#### TASK REQUIREMENTS
Look through the listing for the word "more". Copy each line that has it.
-- Start ENTRIES SHOWN --
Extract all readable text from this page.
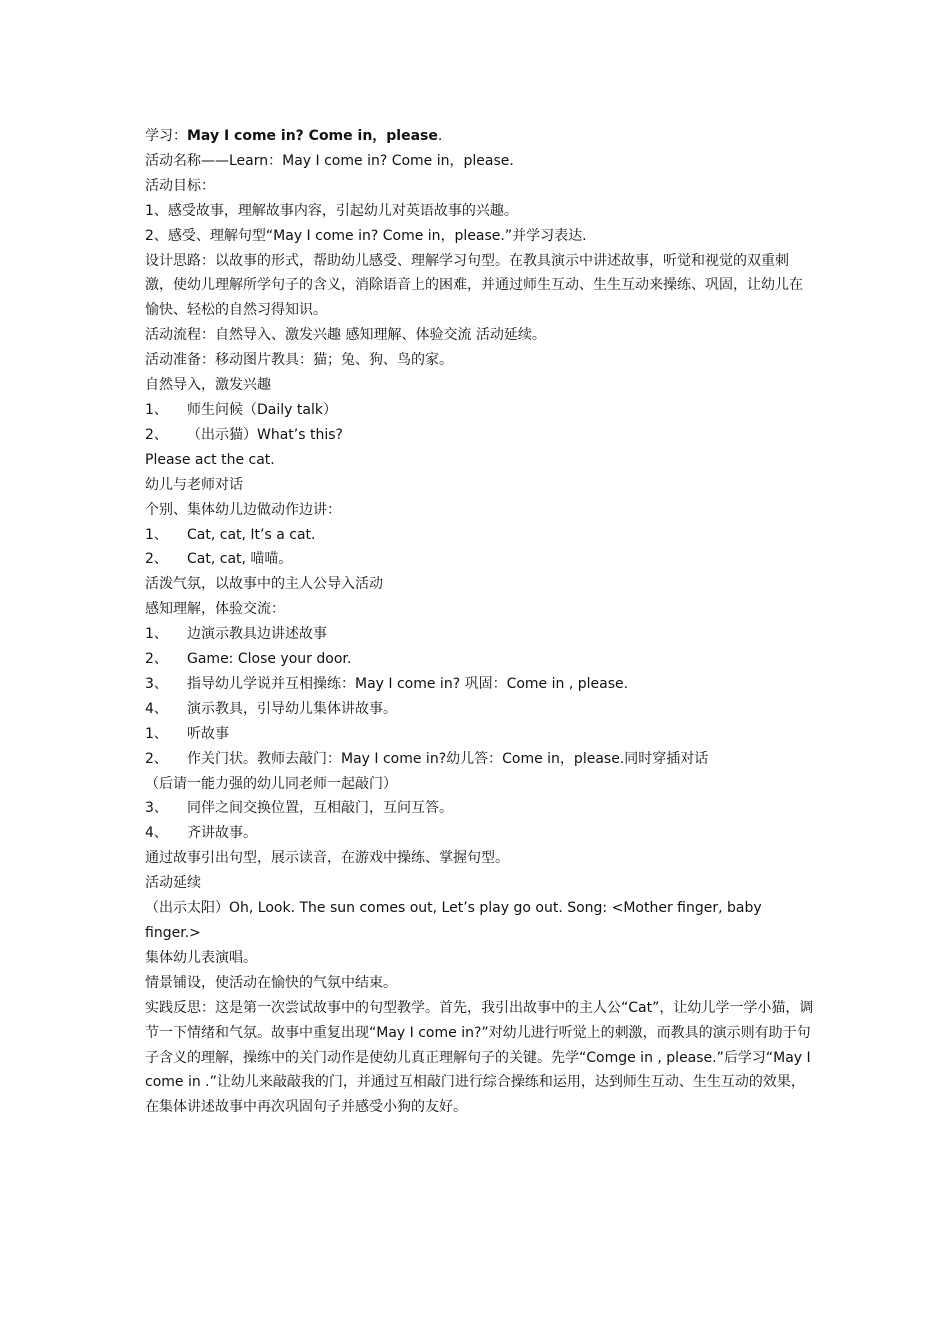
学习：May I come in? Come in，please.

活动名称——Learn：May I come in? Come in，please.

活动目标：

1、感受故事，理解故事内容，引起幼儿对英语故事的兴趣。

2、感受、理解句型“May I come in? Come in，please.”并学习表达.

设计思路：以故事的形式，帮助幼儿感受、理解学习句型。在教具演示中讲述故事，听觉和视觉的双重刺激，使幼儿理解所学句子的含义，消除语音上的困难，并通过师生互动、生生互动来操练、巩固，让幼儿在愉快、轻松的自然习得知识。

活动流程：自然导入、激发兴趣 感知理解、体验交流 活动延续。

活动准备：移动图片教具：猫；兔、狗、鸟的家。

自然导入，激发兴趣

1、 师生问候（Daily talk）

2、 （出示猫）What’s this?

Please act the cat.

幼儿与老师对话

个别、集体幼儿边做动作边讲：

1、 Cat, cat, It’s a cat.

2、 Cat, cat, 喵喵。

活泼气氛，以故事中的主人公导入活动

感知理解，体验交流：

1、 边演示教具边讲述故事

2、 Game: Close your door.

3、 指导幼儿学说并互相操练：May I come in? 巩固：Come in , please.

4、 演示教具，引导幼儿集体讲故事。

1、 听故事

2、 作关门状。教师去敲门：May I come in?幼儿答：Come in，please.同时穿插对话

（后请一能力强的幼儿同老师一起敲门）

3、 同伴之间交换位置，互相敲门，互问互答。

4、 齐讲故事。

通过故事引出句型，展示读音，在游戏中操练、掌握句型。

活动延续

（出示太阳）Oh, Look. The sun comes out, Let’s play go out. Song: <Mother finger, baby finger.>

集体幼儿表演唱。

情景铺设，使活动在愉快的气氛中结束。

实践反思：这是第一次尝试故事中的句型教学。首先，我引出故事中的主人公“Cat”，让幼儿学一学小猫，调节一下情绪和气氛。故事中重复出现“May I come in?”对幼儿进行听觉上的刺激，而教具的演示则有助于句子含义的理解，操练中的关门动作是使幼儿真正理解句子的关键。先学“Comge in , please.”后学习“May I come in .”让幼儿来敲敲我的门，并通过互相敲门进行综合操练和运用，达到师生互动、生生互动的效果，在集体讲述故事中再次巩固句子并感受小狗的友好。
-- End ENTRIES SHOWN --
-- Start ENTRIES SHOWN --
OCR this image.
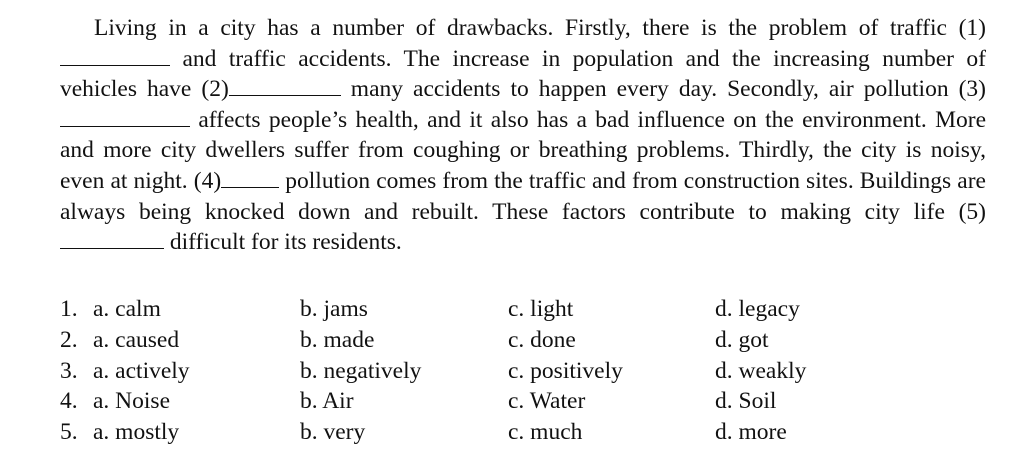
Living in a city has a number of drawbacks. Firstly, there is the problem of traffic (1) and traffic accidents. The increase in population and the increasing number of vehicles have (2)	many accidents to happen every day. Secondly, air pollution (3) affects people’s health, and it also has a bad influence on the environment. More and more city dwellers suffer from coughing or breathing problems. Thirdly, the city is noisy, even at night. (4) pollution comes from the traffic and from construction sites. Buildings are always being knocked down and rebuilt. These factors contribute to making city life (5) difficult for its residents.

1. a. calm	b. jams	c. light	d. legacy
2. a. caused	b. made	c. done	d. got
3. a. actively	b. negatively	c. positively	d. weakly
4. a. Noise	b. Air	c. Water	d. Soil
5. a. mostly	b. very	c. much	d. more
-- End ENTRIES SHOWN --
-- Start ENTRIES SHOWN --
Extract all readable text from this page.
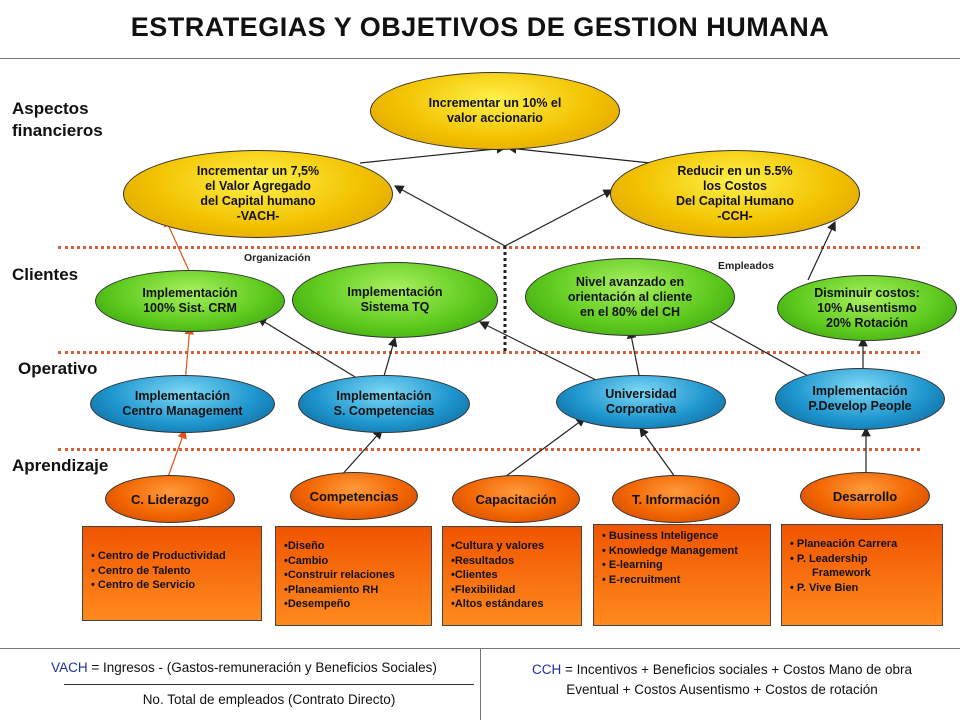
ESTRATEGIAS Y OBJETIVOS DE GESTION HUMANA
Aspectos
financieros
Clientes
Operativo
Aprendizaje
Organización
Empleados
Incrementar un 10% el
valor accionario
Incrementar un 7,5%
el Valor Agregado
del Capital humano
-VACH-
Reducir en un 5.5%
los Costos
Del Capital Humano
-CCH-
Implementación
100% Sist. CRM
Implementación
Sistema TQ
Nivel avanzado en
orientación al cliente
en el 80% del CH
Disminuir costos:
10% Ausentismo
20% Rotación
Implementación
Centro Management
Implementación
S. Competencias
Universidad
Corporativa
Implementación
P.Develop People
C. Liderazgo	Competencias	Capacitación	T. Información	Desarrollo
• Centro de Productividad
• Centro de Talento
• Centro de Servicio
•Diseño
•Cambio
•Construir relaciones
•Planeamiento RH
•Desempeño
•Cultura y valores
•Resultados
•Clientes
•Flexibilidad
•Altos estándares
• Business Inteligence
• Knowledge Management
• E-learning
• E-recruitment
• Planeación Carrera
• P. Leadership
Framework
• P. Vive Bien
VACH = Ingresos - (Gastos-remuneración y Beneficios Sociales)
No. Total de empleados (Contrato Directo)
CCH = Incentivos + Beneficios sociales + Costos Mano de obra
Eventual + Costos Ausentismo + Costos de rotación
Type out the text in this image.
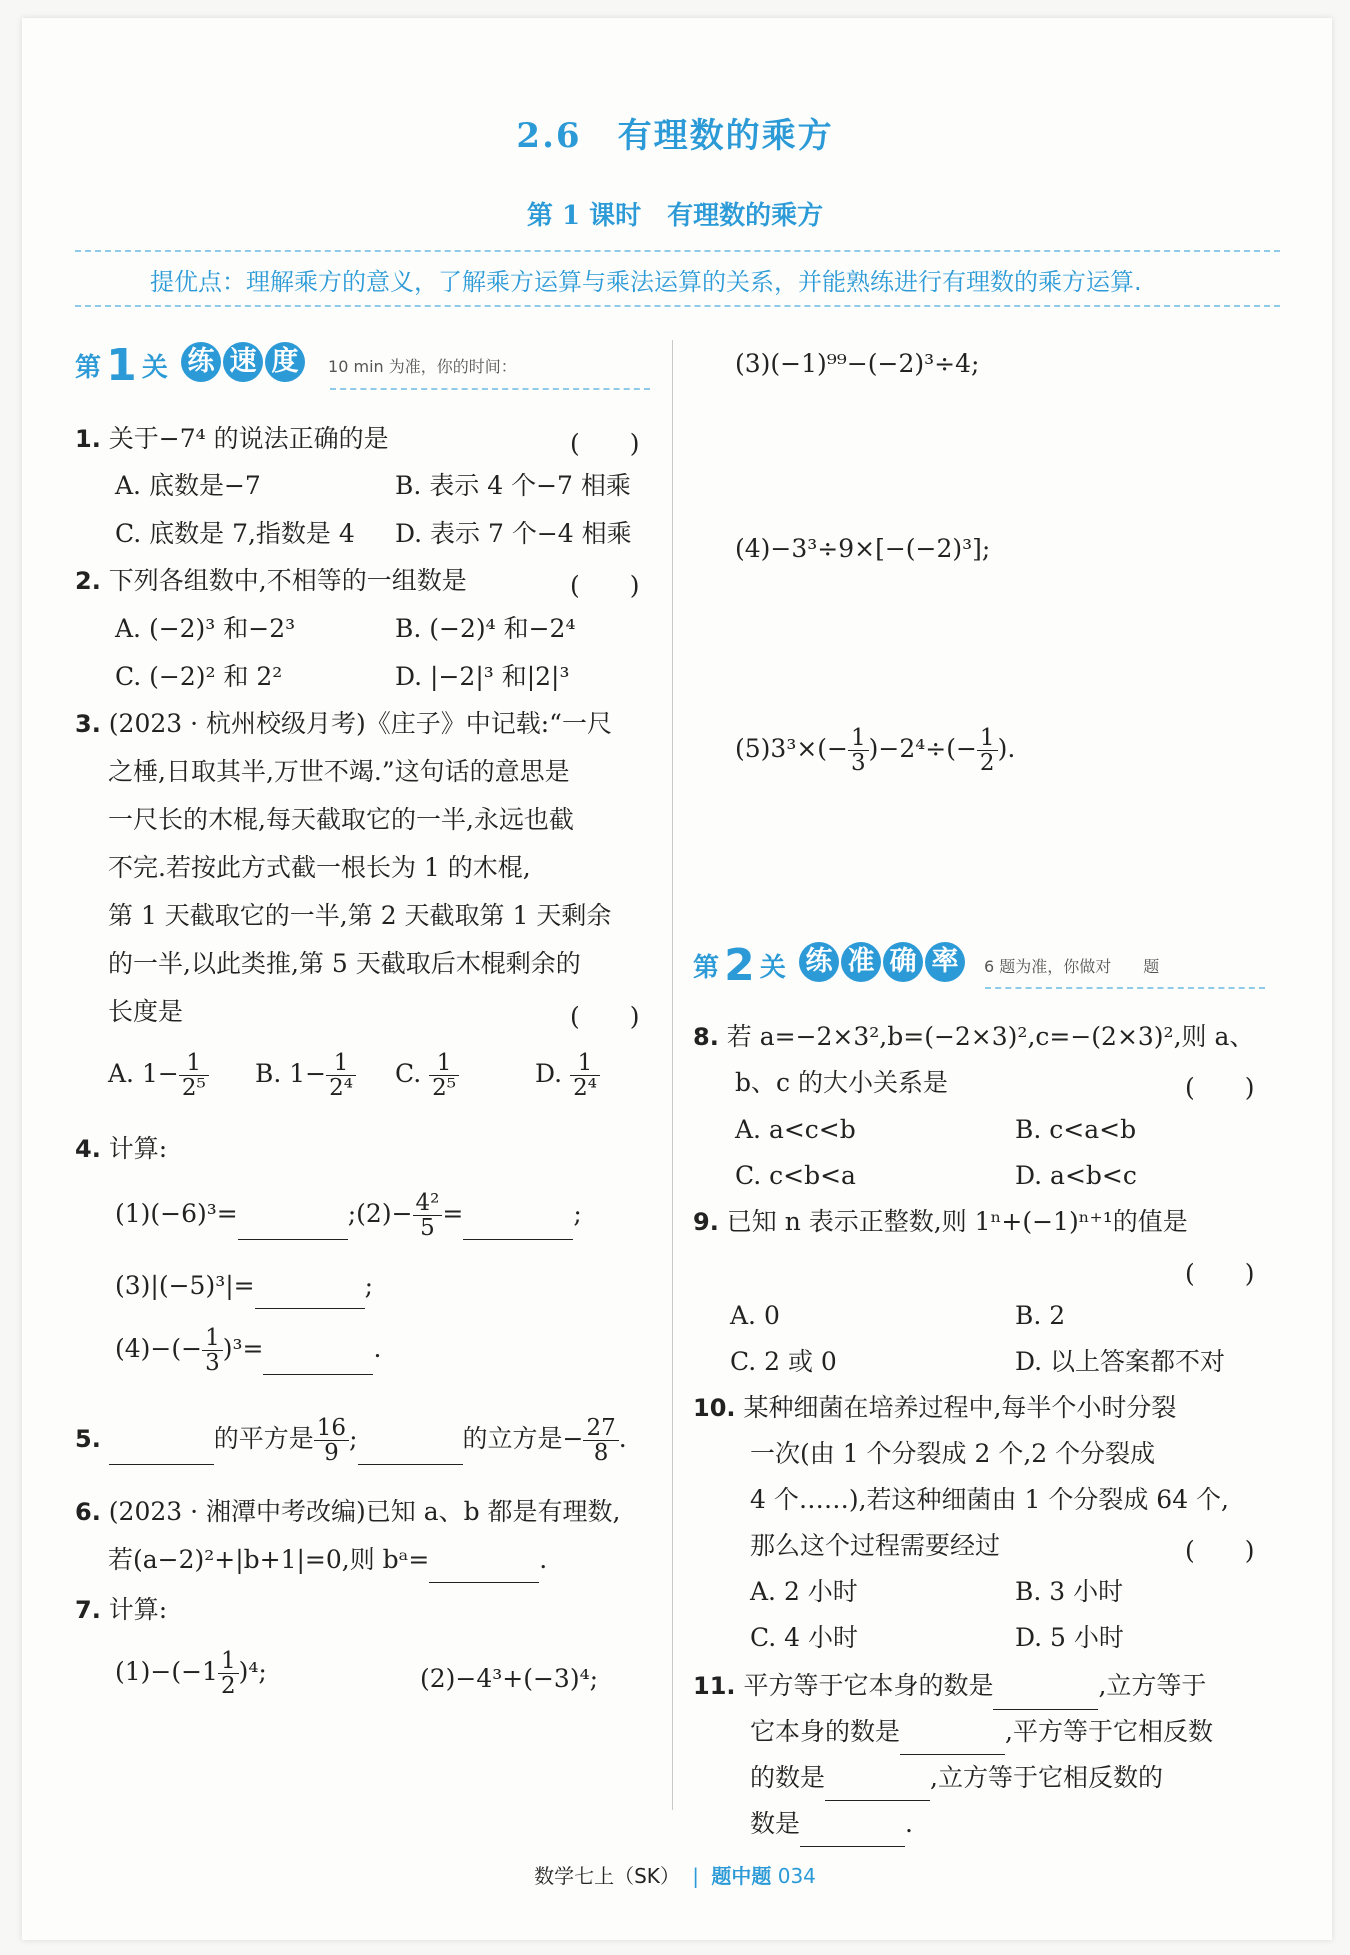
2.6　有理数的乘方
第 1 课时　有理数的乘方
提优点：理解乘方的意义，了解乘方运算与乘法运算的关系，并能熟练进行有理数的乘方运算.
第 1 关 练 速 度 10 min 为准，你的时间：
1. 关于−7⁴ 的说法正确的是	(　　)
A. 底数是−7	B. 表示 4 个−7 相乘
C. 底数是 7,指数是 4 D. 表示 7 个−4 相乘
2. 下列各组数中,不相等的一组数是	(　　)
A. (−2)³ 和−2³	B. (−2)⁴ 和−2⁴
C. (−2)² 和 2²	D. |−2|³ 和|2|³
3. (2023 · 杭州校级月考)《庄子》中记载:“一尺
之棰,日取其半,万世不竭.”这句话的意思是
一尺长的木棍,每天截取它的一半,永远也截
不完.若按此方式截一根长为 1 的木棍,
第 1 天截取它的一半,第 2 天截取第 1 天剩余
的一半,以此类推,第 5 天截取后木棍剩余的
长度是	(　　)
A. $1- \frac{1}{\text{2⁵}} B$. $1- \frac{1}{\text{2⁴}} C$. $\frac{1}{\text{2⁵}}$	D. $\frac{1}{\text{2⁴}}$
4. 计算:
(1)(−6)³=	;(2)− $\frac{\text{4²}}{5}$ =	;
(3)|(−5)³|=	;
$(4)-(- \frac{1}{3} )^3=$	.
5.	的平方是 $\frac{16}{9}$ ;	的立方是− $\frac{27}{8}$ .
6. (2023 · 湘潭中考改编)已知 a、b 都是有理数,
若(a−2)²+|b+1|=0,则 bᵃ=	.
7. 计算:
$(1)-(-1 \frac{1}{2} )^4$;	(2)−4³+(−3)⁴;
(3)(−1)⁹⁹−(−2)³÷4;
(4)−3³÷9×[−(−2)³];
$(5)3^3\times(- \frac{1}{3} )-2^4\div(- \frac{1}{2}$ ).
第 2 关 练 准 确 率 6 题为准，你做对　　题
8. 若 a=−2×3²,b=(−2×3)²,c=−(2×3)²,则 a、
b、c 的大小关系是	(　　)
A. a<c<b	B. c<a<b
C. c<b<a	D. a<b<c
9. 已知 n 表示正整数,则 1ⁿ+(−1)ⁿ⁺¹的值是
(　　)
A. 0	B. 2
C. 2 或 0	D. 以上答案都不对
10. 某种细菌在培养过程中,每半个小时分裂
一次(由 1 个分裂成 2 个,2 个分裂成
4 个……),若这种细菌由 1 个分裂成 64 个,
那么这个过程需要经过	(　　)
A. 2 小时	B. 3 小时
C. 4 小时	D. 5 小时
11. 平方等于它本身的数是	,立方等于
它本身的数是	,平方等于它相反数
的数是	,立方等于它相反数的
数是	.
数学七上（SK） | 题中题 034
-- End ENTRIES SHOWN --
#### FULL RESPONSE
Living in a city has a number of drawbacks. Firstly, there is the problem of traffic (1) and traffic accidents. The increase in population and the increasing number of vehicles have (2)	many accidents to happen every day. Secondly, air pollution (3) affects people’s health, and it also has a bad influence on the environment. More and more city dwellers suffer from coughing or breathing problems. Thirdly, the city is noisy, even at night. (4) pollution comes from the traffic and from construction sites. Buildings are always being knocked down and rebuilt. These factors contribute to making city life (5) difficult for its residents.
5. a. mostly	b. very	c. much	d. more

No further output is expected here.